ENTRIES:
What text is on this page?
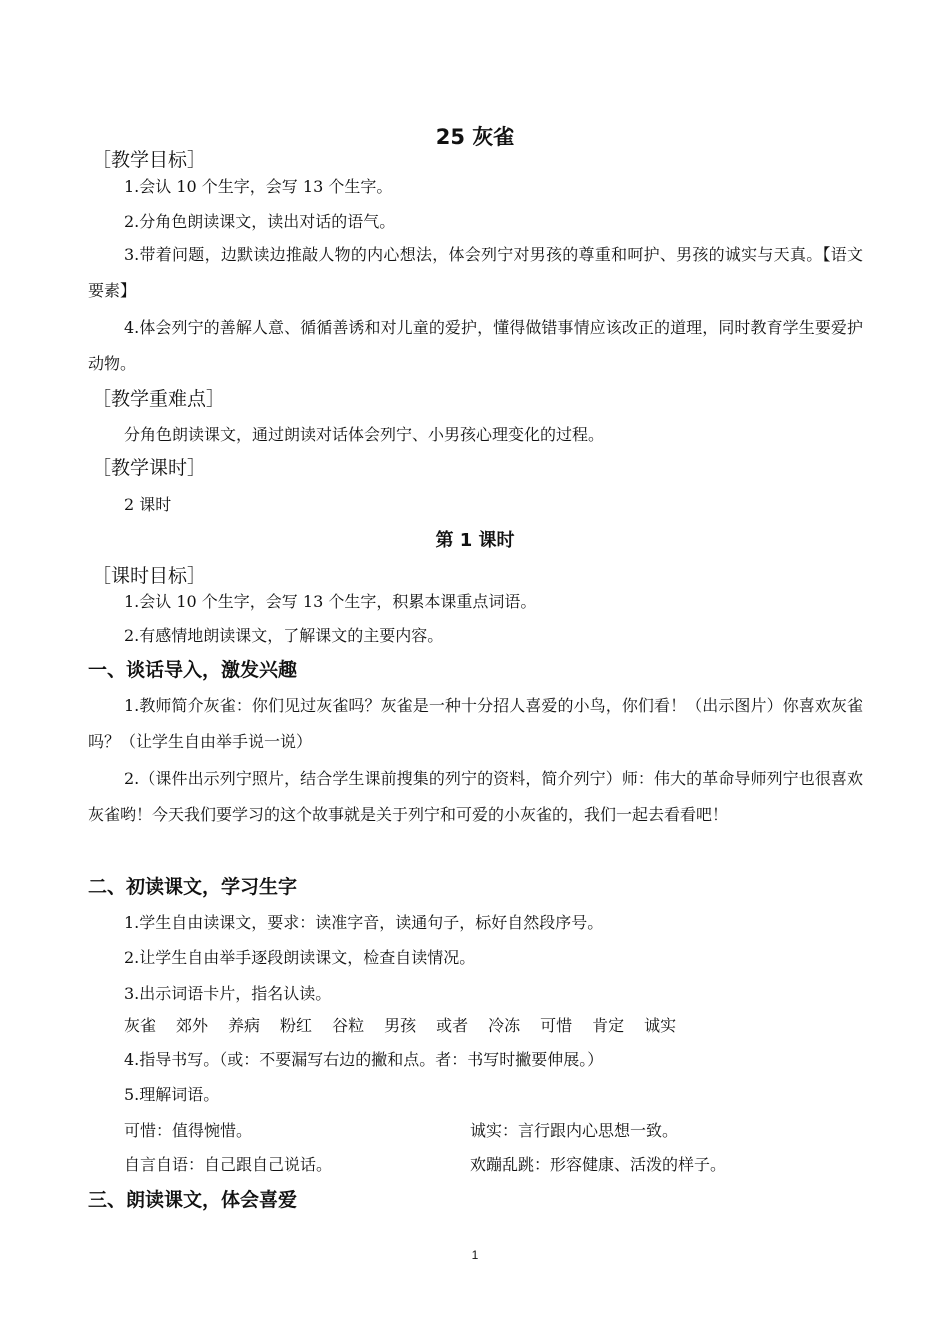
25 灰雀
［教学目标］
1.会认 10 个生字，会写 13 个生字。
2.分角色朗读课文，读出对话的语气。
3.带着问题，边默读边推敲人物的内心想法，体会列宁对男孩的尊重和呵护、男孩的诚实与天真。【语文要素】
4.体会列宁的善解人意、循循善诱和对儿童的爱护，懂得做错事情应该改正的道理，同时教育学生要爱护动物。
［教学重难点］
分角色朗读课文，通过朗读对话体会列宁、小男孩心理变化的过程。
［教学课时］
2 课时
第 1 课时
［课时目标］
1.会认 10 个生字，会写 13 个生字，积累本课重点词语。
2.有感情地朗读课文，了解课文的主要内容。
一、谈话导入，激发兴趣
1.教师简介灰雀：你们见过灰雀吗？灰雀是一种十分招人喜爱的小鸟，你们看！（出示图片）你喜欢灰雀吗？（让学生自由举手说一说）
2.（课件出示列宁照片，结合学生课前搜集的列宁的资料，简介列宁）师：伟大的革命导师列宁也很喜欢灰雀哟！今天我们要学习的这个故事就是关于列宁和可爱的小灰雀的，我们一起去看看吧！
二、初读课文，学习生字
1.学生自由读课文，要求：读准字音，读通句子，标好自然段序号。
2.让学生自由举手逐段朗读课文，检查自读情况。
3.出示词语卡片，指名认读。
灰雀 郊外 养病 粉红 谷粒 男孩 或者 冷冻 可惜 肯定 诚实
4.指导书写。（或：不要漏写右边的撇和点。者：书写时撇要伸展。）
5.理解词语。
可惜：值得惋惜。	诚实：言行跟内心思想一致。
自言自语：自己跟自己说话。	欢蹦乱跳：形容健康、活泼的样子。
三、朗读课文，体会喜爱
1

WHAT TO WORK ON:
Count every line of the records that holds the string "分角色朗读课文". Write only the total.

CORRECT RESULT:
2